<<<<

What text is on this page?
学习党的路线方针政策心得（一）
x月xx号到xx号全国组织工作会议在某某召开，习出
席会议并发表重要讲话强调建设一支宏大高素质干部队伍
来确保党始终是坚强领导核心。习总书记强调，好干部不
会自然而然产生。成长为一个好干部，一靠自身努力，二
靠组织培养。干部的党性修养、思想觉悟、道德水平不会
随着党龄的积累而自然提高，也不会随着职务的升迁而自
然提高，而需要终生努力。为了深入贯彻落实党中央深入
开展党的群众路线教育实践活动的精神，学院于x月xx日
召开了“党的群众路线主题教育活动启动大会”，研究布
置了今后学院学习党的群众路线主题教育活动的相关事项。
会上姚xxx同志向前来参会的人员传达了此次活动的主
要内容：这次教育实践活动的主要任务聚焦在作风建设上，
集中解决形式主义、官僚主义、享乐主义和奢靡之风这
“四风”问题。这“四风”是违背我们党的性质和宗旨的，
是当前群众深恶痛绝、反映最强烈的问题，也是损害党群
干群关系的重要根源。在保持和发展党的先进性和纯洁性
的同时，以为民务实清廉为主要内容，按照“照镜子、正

>>>>

WHAT IS ASKED >> Retype the listing exactly, in full.

SOLUTION TO THIS TASK >>
What text is on this page?
学习党的路线方针政策心得（一）
x月xx号到xx号全国组织工作会议在某某召开，习出
席会议并发表重要讲话强调建设一支宏大高素质干部队伍
来确保党始终是坚强领导核心。习总书记强调，好干部不
会自然而然产生。成长为一个好干部，一靠自身努力，二
靠组织培养。干部的党性修养、思想觉悟、道德水平不会
随着党龄的积累而自然提高，也不会随着职务的升迁而自
然提高，而需要终生努力。为了深入贯彻落实党中央深入
开展党的群众路线教育实践活动的精神，学院于x月xx日
召开了“党的群众路线主题教育活动启动大会”，研究布
置了今后学院学习党的群众路线主题教育活动的相关事项。
会上姚xxx同志向前来参会的人员传达了此次活动的主
要内容：这次教育实践活动的主要任务聚焦在作风建设上，
集中解决形式主义、官僚主义、享乐主义和奢靡之风这
“四风”问题。这“四风”是违背我们党的性质和宗旨的，
是当前群众深恶痛绝、反映最强烈的问题，也是损害党群
干群关系的重要根源。在保持和发展党的先进性和纯洁性
的同时，以为民务实清廉为主要内容，按照“照镜子、正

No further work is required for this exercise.